WRITTEN REQUEST = Set the data down again, exactly as it reads, but without the pictures.

[start]

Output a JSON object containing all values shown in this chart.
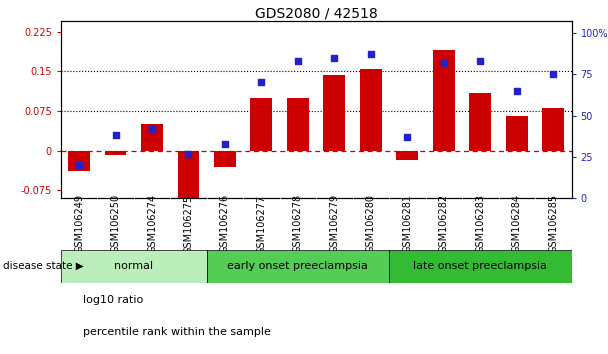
{
  "title": "GDS2080 / 42518",
  "samples": [
    "GSM106249",
    "GSM106250",
    "GSM106274",
    "GSM106275",
    "GSM106276",
    "GSM106277",
    "GSM106278",
    "GSM106279",
    "GSM106280",
    "GSM106281",
    "GSM106282",
    "GSM106283",
    "GSM106284",
    "GSM106285"
  ],
  "log10_ratio": [
    -0.038,
    -0.008,
    0.05,
    -0.105,
    -0.03,
    0.1,
    0.1,
    0.143,
    0.155,
    -0.018,
    0.19,
    0.11,
    0.065,
    0.08
  ],
  "percentile_rank": [
    20,
    38,
    42,
    27,
    33,
    70,
    83,
    85,
    87,
    37,
    82,
    83,
    65,
    75
  ],
  "groups": [
    {
      "label": "normal",
      "start": 0,
      "end": 4,
      "color": "#bbeebb"
    },
    {
      "label": "early onset preeclampsia",
      "start": 4,
      "end": 9,
      "color": "#55cc55"
    },
    {
      "label": "late onset preeclampsia",
      "start": 9,
      "end": 14,
      "color": "#33bb33"
    }
  ],
  "bar_color": "#cc0000",
  "dot_color": "#2222cc",
  "ylim_left": [
    -0.09,
    0.245
  ],
  "ylim_right": [
    0,
    107
  ],
  "yticks_left": [
    -0.075,
    0,
    0.075,
    0.15,
    0.225
  ],
  "yticks_right": [
    0,
    25,
    50,
    75,
    100
  ],
  "hlines": [
    0.075,
    0.15
  ],
  "zero_line_color": "#cc0000",
  "background_color": "#ffffff",
  "legend_labels": [
    "log10 ratio",
    "percentile rank within the sample"
  ],
  "disease_state_label": "disease state",
  "title_fontsize": 10,
  "tick_fontsize": 7,
  "label_fontsize": 8,
  "xticklabel_fontsize": 7,
  "bar_width": 0.6
}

[end]

CORRECT RESPONSE =
Output a JSON object containing all values shown in this chart.
{
  "title": "GDS2080 / 42518",
  "samples": [
    "GSM106249",
    "GSM106250",
    "GSM106274",
    "GSM106275",
    "GSM106276",
    "GSM106277",
    "GSM106278",
    "GSM106279",
    "GSM106280",
    "GSM106281",
    "GSM106282",
    "GSM106283",
    "GSM106284",
    "GSM106285"
  ],
  "log10_ratio": [
    -0.038,
    -0.008,
    0.05,
    -0.105,
    -0.03,
    0.1,
    0.1,
    0.143,
    0.155,
    -0.018,
    0.19,
    0.11,
    0.065,
    0.08
  ],
  "percentile_rank": [
    20,
    38,
    42,
    27,
    33,
    70,
    83,
    85,
    87,
    37,
    82,
    83,
    65,
    75
  ],
  "groups": [
    {
      "label": "normal",
      "start": 0,
      "end": 4,
      "color": "#bbeebb"
    },
    {
      "label": "early onset preeclampsia",
      "start": 4,
      "end": 9,
      "color": "#55cc55"
    },
    {
      "label": "late onset preeclampsia",
      "start": 9,
      "end": 14,
      "color": "#33bb33"
    }
  ],
  "bar_color": "#cc0000",
  "dot_color": "#2222cc",
  "ylim_left": [
    -0.09,
    0.245
  ],
  "ylim_right": [
    0,
    107
  ],
  "yticks_left": [
    -0.075,
    0,
    0.075,
    0.15,
    0.225
  ],
  "yticks_right": [
    0,
    25,
    50,
    75,
    100
  ],
  "hlines": [
    0.075,
    0.15
  ],
  "zero_line_color": "#cc0000",
  "background_color": "#ffffff",
  "legend_labels": [
    "log10 ratio",
    "percentile rank within the sample"
  ],
  "disease_state_label": "disease state",
  "title_fontsize": 10,
  "tick_fontsize": 7,
  "label_fontsize": 8,
  "xticklabel_fontsize": 7,
  "bar_width": 0.6
}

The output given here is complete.